Resumo
A Câmara dos Deputados cria uma comissão especial para analisar a PEC 32/2015, que reduz a maioridade penal para 16 anos. Instalação da comissão e eleição do comando marcada para 12/08, às 14h. Motta assina o ato; Aluísio Mendes deve presidir; debate sobre tramitação enfrenta resistência antes das eleições de outubro.
Acontecimento principal – O presidente da Câmara dos Deputados, Hugo Motta (Republicanos-PB), formalizou nesta terça-feira (11/8) a criação da comissão especial que irá analisar a Proposta de Emenda à Constituição (PEC) que pretende reduzir a maioridade penal de 18 para 16 anos. A instalação do colegiado e a eleição do seu comando foram marcadas para esta quarta-feira (12/8), às 14h, conforme ato assinado por Motta e publicado no Diário da Câmara.
A comissão ficará responsável pela análise da PEC 32/2015, de autoria do ex-deputado Gonzaga Patriota, e de duas propostas apensadas, segundo o ato. O texto principal propõe alterar os artigos 14 e 228 da Constituição para estabelecer a maioridade civil e penal aos 16 anos. A CCJ aprovou a admissibilidade da proposta em junho, por 44 votos a 18.
Composição e comandos – O deputado Aluísio Mendes (Republicanos-MA) deve assumir a presidência do colegiado, conforme antecipado por Motta em julho. Já o deputado Mendonça Filho (PL-PE) foi escolhido para a relatoria. A instalação havia sido prevista pela direção da Câmara para a segunda semana de agosto.
Perspectivas de tramitação – Mesmo com a instalação, dirigentes esperam dificuldades para levar a PEC ao plenário antes das eleições de outubro. Motta tem adotado a estratégia de permitir avançar pautas de diferentes bancadas sem comprometer votações definitivas de temas sensíveis em ano eleitoral. Entre as possibilidades em discussão, está limitar a redução da maioridade penal a adolescentes envolvidos em crimes hediondos, em vez de aplicá-la de forma geral, segundo relatos de bastidores.

● Itens de dados:

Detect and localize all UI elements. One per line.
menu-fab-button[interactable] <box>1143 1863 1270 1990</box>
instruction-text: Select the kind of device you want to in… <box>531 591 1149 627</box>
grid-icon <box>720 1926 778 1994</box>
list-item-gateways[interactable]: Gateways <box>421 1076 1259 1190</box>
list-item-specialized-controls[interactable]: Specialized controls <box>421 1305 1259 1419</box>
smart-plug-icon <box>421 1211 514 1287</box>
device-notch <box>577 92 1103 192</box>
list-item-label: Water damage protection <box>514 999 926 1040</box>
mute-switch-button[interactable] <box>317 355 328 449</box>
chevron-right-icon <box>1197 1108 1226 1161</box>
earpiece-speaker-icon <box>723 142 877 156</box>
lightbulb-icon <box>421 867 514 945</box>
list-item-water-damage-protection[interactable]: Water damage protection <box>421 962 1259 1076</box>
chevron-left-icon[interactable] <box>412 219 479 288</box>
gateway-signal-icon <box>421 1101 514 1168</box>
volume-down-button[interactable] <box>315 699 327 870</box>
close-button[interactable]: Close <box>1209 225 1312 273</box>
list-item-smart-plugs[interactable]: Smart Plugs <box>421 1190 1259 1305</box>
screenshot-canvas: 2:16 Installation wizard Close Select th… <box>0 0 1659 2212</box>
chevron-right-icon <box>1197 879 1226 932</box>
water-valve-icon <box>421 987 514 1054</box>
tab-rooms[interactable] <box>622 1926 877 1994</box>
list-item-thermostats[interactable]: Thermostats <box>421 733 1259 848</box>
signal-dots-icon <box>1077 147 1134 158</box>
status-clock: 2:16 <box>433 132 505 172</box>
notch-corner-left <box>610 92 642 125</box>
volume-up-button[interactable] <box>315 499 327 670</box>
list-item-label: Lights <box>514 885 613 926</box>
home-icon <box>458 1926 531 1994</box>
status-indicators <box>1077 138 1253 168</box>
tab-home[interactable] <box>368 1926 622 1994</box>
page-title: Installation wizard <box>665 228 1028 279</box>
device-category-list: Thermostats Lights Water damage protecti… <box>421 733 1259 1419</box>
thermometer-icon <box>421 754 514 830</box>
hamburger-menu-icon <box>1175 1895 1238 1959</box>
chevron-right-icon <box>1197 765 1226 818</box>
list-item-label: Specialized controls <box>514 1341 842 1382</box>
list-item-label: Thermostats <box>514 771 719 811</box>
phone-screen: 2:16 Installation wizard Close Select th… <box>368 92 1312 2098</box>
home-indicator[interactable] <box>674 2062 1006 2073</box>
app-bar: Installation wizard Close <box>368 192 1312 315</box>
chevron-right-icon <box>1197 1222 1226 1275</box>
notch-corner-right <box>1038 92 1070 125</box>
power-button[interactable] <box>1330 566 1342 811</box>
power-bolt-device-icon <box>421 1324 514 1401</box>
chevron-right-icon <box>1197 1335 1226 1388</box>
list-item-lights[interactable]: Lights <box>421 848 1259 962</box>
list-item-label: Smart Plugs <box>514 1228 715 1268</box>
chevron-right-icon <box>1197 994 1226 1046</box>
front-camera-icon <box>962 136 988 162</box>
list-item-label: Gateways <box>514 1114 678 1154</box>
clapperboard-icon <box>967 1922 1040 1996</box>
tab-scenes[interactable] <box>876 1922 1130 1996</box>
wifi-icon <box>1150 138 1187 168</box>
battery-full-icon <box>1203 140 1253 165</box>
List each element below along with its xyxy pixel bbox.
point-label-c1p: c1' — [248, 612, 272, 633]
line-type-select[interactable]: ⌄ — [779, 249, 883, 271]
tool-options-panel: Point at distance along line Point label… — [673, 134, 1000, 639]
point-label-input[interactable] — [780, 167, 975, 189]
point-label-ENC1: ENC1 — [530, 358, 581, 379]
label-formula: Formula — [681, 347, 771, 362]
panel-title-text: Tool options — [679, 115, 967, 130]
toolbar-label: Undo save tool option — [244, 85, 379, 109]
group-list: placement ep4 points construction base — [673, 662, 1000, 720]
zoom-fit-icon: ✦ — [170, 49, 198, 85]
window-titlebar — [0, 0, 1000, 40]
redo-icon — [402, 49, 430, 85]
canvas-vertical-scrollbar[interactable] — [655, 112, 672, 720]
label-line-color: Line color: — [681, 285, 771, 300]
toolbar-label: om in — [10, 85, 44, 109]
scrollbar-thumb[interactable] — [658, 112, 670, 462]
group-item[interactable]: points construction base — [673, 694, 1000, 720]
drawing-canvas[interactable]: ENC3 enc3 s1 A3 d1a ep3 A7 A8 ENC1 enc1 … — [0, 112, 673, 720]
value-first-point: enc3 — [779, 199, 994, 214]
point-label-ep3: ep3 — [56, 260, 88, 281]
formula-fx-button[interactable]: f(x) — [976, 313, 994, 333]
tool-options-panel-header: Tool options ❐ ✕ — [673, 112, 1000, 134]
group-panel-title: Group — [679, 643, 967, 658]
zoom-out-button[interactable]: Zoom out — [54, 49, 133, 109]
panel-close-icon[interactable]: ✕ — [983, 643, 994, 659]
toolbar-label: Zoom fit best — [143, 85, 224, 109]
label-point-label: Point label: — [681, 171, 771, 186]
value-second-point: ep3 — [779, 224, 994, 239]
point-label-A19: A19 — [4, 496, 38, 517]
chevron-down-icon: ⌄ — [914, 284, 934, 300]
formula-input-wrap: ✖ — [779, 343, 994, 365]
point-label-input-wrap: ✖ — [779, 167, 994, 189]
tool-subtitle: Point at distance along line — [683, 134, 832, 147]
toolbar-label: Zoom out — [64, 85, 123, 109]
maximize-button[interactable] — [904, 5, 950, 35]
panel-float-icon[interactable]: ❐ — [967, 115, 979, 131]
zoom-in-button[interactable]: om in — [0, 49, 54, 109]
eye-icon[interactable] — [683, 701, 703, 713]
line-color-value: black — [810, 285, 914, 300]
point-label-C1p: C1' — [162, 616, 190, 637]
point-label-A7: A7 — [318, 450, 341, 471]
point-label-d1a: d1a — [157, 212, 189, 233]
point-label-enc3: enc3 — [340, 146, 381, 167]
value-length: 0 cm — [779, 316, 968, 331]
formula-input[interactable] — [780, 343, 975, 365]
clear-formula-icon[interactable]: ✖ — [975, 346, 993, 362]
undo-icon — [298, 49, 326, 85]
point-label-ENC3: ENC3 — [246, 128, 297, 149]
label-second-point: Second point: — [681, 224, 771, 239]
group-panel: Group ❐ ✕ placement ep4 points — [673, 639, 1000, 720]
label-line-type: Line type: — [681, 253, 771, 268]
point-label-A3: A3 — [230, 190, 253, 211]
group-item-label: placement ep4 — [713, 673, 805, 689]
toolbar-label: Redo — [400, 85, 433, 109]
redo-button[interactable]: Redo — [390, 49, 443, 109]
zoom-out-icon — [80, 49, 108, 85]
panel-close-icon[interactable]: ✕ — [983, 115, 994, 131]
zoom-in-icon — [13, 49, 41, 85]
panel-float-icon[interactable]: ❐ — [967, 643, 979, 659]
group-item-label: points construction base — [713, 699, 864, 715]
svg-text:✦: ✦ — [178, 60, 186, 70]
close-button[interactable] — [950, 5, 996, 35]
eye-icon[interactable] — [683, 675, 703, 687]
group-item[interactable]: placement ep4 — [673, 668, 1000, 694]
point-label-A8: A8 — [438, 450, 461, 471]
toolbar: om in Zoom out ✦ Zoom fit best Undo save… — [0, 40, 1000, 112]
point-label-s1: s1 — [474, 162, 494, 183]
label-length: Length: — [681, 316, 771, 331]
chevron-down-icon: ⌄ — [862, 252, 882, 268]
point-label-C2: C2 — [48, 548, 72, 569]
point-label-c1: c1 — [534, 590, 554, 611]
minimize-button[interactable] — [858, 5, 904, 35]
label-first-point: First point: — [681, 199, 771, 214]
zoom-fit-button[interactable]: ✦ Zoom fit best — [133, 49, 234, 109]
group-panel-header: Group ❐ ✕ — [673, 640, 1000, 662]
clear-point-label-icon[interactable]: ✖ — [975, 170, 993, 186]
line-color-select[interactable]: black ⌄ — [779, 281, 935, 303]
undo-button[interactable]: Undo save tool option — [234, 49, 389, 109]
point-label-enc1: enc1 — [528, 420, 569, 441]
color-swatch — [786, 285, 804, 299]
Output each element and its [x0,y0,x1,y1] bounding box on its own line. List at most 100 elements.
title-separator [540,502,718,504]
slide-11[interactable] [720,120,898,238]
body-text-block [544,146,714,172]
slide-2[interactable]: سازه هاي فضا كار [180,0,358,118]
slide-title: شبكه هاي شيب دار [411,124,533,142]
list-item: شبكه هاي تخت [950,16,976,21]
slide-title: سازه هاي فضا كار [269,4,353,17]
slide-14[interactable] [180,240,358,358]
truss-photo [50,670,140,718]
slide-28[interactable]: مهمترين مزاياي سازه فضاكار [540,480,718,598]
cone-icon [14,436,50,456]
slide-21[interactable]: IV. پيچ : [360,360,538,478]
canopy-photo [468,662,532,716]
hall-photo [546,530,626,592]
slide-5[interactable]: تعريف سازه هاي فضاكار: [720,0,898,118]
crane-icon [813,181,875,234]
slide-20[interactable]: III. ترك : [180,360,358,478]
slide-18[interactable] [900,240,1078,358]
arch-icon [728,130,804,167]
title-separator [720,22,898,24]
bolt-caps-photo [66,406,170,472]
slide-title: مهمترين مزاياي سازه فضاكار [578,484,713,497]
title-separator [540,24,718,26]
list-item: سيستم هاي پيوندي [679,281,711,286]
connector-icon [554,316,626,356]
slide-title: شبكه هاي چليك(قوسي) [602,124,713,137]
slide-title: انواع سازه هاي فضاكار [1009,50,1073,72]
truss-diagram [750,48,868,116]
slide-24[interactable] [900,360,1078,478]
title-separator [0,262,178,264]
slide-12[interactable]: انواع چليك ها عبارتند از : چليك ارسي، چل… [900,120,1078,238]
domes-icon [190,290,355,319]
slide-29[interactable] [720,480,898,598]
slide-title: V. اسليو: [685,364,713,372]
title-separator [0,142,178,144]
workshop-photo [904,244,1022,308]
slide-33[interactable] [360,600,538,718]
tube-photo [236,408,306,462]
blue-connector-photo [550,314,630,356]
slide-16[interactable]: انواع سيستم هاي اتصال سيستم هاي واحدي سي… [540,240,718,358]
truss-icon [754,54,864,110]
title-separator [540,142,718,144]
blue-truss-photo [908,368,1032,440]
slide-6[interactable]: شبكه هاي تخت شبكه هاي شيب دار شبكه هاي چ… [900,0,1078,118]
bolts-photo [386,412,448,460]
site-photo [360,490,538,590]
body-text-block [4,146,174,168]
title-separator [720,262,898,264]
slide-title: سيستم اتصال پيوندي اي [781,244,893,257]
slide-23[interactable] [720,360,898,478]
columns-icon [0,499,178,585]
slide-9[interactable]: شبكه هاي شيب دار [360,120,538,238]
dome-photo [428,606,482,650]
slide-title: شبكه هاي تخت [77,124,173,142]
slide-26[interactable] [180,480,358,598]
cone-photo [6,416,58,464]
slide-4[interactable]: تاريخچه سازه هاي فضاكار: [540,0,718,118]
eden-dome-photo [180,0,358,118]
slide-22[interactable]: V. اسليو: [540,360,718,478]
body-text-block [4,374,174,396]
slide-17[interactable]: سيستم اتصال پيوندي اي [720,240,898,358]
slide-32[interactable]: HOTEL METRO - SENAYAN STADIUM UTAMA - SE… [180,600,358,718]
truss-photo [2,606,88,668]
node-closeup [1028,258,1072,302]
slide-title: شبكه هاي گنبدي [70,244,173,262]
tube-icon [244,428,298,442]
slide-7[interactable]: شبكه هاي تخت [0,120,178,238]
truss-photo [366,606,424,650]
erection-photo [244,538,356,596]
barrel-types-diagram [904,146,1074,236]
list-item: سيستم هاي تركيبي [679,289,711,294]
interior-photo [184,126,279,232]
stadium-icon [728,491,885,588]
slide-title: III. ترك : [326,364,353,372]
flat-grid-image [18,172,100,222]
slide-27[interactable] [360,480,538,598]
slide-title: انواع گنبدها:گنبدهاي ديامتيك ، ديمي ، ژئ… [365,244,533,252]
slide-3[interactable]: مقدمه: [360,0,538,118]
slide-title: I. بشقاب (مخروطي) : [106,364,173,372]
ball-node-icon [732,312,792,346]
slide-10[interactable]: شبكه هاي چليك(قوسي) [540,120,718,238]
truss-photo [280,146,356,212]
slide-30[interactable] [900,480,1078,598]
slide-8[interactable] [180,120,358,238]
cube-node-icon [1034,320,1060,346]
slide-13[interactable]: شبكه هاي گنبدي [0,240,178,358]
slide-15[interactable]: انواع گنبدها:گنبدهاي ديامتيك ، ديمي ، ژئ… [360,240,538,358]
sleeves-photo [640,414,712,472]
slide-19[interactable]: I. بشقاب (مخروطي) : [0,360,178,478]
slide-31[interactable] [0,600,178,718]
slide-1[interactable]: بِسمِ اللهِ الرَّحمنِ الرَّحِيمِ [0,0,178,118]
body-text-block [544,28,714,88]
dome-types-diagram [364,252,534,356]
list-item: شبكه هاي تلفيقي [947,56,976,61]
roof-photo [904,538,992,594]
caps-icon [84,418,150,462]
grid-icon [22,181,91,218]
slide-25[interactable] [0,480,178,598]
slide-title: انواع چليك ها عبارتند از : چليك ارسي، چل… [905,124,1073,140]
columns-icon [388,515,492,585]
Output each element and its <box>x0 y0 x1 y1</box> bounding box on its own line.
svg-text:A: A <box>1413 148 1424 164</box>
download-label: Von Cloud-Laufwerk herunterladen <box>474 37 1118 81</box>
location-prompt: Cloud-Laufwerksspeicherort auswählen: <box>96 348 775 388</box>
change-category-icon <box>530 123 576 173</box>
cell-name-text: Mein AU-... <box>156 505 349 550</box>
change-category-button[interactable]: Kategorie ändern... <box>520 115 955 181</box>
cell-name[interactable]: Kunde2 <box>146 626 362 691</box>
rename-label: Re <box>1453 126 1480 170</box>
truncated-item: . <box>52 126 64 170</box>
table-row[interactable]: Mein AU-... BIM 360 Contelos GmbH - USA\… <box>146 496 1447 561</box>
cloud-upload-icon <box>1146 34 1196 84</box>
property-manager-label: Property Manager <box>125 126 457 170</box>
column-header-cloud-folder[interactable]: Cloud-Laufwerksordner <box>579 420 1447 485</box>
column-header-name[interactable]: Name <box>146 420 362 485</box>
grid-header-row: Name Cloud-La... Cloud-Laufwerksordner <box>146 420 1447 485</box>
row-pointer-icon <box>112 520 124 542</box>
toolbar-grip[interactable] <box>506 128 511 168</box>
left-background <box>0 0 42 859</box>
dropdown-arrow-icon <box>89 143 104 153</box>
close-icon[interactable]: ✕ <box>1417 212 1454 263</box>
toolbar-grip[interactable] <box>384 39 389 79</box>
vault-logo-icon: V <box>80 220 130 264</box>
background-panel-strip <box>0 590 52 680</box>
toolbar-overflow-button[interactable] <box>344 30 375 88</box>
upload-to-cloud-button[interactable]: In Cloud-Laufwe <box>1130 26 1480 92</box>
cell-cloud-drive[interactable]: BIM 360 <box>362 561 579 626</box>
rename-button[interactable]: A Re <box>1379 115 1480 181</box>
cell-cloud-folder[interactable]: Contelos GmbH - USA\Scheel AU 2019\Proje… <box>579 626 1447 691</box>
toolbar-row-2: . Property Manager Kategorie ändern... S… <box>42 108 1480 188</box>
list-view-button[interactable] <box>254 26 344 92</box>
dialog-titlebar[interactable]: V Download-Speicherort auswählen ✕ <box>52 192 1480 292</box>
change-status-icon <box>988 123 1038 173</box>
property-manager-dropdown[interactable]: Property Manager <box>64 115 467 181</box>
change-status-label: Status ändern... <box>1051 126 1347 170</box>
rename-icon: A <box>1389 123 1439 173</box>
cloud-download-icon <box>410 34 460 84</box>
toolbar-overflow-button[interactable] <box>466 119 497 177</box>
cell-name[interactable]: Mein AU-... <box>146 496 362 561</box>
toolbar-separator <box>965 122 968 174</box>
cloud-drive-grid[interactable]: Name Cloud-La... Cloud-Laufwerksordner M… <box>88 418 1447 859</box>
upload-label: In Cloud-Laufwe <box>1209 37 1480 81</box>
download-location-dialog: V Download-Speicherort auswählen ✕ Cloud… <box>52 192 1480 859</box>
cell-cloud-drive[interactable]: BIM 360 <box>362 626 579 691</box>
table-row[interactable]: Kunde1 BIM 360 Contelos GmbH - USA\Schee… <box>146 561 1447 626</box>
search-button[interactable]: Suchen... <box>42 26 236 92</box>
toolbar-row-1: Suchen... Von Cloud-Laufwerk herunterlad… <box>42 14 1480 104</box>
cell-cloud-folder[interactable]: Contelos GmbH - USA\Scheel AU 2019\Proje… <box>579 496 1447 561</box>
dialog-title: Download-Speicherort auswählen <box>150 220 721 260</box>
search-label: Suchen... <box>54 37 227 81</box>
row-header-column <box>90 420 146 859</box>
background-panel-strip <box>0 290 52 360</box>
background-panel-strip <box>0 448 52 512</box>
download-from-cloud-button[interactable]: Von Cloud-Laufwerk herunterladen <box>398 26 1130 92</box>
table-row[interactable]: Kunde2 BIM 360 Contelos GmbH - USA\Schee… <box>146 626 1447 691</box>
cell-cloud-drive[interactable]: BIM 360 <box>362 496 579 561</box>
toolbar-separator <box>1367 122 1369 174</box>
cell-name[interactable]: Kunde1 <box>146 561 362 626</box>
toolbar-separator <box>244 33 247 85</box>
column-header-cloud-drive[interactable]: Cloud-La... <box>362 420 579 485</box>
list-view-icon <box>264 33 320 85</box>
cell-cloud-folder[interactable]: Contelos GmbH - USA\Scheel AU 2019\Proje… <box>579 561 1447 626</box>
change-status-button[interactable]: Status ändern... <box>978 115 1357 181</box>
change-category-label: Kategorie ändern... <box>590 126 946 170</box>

● Atividade:
Responda com base no texto sobre a comissão da maioridade penal:
1. Quem é o autor da PEC 32/2015?
2. Qual deputado foi escolhido para a relatoria da comissão?
3. Por qual placar a CCJ aprovou a admissibilidade da proposta?

● Sua resposta:
1. O ex-deputado Gonzaga Patriota.
2. Mendonça Filho (PL-PE).
3. Por 44 votos a 18.